**REQUIREMENTS**
Show all lines from the listing below that contain "احداث".

**INPUT FOR THIS TASK**
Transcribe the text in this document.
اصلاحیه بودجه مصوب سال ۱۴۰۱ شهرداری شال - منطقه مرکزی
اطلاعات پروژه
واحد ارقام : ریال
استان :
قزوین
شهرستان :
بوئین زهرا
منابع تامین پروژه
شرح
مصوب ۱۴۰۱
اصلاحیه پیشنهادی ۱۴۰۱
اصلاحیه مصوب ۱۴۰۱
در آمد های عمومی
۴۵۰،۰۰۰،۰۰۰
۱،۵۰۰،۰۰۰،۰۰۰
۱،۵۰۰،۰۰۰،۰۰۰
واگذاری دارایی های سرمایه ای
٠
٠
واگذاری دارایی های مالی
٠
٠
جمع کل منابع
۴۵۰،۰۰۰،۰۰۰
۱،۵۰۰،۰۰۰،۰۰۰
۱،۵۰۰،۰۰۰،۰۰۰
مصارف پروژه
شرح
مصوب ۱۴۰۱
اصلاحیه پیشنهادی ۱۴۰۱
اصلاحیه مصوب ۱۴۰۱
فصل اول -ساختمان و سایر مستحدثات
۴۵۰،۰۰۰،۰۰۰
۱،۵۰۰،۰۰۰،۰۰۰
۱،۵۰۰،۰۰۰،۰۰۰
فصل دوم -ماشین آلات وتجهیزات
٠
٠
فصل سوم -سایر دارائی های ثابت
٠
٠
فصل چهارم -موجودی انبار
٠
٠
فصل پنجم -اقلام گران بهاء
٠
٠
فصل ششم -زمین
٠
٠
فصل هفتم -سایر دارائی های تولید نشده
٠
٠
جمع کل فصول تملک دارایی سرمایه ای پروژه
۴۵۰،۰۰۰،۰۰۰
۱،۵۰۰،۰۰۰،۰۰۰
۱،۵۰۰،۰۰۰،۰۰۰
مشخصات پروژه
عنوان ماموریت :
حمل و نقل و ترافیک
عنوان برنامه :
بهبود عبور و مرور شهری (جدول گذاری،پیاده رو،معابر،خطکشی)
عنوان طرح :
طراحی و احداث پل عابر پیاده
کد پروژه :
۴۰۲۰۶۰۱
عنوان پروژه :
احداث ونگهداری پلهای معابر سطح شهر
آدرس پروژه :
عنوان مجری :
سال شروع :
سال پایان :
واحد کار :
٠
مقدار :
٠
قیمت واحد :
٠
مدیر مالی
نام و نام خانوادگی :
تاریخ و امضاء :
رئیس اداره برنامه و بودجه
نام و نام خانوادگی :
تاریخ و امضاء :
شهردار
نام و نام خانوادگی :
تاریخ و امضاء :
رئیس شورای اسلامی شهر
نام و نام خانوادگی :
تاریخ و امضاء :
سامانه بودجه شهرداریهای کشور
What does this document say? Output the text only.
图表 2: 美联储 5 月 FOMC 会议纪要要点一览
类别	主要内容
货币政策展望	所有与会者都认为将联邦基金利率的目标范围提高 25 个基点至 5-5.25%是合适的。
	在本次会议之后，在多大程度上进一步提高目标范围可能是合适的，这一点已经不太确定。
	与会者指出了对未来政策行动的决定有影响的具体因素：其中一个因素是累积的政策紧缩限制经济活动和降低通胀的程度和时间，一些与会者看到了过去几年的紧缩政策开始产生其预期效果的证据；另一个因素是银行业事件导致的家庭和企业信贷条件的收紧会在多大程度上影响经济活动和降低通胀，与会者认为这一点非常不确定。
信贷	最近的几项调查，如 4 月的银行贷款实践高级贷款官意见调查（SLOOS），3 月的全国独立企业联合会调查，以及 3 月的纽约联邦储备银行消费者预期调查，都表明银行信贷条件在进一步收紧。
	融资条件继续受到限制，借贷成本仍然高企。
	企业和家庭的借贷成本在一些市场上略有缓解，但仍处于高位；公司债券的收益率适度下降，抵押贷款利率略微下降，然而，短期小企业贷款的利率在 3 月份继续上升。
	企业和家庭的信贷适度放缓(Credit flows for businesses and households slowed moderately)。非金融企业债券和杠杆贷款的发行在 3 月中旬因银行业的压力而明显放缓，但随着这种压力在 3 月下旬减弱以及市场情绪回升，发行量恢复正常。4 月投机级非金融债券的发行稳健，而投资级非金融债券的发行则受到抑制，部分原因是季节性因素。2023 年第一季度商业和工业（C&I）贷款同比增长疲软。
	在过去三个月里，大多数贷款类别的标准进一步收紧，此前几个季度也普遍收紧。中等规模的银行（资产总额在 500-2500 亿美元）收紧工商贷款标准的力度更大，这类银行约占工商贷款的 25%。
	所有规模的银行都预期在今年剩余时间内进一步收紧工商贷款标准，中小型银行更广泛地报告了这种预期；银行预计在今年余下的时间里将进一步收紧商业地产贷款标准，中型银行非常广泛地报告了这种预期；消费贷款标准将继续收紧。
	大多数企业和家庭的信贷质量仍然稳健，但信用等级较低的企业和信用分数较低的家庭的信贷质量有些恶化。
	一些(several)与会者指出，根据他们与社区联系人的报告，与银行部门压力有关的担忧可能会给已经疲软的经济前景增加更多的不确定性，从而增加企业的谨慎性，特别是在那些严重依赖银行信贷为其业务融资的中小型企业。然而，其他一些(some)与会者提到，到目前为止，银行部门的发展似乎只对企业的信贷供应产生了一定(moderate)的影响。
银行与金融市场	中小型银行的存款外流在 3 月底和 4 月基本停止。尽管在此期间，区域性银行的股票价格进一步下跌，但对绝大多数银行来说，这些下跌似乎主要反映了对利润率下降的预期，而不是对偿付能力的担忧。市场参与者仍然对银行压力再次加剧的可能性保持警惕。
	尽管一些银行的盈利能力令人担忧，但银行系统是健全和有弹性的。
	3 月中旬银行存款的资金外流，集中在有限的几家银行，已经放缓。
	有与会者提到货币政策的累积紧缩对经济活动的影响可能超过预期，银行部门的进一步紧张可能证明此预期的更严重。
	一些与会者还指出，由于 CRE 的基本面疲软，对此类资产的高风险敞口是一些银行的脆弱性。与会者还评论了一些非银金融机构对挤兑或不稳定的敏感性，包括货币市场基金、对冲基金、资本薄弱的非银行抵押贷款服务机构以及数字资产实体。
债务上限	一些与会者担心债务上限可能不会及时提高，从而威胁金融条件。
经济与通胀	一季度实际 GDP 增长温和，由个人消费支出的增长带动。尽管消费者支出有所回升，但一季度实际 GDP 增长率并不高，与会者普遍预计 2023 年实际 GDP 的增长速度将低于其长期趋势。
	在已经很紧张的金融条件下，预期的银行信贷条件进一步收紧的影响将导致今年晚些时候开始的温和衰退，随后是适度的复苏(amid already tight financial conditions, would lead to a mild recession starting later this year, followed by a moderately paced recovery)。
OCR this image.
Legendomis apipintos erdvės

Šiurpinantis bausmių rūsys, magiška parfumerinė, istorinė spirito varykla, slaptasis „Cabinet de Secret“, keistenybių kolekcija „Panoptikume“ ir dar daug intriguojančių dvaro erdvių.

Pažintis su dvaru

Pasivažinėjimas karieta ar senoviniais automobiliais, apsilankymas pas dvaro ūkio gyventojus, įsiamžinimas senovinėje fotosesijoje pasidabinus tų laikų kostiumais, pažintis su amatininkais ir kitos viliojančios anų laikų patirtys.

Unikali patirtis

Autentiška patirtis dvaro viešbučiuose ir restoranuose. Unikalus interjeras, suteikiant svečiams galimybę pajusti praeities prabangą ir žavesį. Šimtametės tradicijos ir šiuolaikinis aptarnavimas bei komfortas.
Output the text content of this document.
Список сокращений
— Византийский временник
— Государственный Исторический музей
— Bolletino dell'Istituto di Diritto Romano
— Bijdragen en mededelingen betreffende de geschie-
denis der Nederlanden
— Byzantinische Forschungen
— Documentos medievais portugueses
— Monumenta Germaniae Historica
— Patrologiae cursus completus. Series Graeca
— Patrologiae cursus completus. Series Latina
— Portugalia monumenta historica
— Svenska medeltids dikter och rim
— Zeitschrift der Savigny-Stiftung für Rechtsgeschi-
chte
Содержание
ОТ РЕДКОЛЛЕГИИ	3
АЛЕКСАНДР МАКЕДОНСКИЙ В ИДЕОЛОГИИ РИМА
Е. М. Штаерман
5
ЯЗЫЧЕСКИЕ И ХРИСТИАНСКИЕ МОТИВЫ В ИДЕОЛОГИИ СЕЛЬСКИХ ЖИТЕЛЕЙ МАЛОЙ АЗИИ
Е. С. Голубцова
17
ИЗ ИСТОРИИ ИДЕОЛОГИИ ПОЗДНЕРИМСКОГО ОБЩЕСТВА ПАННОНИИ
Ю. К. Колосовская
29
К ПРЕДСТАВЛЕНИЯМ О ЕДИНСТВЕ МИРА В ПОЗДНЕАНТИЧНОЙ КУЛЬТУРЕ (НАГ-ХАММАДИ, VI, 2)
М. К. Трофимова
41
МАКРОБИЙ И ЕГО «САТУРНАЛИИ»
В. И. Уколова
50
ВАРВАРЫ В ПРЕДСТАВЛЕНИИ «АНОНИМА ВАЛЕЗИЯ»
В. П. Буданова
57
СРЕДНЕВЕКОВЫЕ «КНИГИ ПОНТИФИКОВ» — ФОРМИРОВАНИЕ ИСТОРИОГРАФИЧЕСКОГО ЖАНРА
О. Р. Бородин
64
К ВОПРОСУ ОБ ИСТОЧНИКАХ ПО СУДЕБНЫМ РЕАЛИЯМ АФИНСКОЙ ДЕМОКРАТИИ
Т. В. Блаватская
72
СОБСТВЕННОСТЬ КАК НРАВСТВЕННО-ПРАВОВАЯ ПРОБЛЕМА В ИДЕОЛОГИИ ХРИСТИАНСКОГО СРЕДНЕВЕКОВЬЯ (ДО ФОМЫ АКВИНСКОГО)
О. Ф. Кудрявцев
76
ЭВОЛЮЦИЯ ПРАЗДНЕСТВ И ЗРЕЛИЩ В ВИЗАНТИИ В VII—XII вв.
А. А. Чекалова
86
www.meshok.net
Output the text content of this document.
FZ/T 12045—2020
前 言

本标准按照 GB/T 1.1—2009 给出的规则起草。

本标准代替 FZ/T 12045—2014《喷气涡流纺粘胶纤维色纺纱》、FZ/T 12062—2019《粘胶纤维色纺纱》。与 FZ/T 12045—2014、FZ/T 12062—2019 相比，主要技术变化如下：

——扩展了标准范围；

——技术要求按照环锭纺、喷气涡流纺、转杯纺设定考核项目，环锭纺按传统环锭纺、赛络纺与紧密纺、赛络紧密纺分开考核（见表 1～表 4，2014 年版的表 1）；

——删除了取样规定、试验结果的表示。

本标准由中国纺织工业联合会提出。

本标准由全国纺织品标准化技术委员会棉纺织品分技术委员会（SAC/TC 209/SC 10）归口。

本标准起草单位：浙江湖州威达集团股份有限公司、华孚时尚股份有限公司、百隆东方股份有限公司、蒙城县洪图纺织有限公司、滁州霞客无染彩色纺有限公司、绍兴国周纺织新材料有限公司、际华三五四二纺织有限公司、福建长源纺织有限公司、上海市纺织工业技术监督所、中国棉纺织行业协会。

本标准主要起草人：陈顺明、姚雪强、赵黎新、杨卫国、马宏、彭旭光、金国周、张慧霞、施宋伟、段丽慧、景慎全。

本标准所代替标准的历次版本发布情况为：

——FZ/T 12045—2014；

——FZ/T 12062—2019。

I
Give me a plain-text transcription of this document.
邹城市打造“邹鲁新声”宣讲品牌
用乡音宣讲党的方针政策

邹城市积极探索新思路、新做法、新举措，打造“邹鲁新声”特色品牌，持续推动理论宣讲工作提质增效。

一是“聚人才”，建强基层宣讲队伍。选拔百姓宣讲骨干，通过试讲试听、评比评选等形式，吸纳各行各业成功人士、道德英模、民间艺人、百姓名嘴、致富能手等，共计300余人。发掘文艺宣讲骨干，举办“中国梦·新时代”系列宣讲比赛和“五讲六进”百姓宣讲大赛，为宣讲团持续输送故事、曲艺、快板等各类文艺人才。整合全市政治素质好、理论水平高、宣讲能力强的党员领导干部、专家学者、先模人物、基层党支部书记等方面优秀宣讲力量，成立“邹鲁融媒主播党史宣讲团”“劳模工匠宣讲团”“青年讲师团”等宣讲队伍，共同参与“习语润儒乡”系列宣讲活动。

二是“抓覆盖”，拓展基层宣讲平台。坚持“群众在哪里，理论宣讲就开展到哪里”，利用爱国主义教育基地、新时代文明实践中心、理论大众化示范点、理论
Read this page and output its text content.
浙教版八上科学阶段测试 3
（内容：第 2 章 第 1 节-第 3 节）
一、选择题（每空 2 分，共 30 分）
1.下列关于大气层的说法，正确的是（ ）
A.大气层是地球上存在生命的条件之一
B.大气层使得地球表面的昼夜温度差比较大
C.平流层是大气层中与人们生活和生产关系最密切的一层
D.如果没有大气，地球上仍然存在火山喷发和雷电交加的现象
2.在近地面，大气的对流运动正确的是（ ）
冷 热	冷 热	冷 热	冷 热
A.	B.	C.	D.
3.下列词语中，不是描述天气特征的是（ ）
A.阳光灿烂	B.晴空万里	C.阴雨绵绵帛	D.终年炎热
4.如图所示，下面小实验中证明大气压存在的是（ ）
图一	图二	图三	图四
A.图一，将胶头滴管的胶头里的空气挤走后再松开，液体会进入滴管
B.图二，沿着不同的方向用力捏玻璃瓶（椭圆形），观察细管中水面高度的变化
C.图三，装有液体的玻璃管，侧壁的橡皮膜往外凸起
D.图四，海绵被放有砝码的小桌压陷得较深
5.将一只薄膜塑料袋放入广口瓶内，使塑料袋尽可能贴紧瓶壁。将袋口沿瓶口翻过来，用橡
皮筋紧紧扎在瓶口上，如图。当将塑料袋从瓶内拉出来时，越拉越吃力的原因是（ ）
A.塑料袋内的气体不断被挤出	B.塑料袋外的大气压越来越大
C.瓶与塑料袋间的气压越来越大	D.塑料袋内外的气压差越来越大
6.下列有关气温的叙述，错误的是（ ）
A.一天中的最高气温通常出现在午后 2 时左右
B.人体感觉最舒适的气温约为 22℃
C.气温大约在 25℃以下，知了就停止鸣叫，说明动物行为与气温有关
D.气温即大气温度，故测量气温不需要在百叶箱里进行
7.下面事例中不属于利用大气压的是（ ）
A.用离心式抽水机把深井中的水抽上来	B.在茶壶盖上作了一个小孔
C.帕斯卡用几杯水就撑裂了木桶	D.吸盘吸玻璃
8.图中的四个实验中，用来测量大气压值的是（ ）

**THE RESULT**
طراحی و احداث پل عابر پیاده
احداث ونگهداری پلهای معابر سطح شهر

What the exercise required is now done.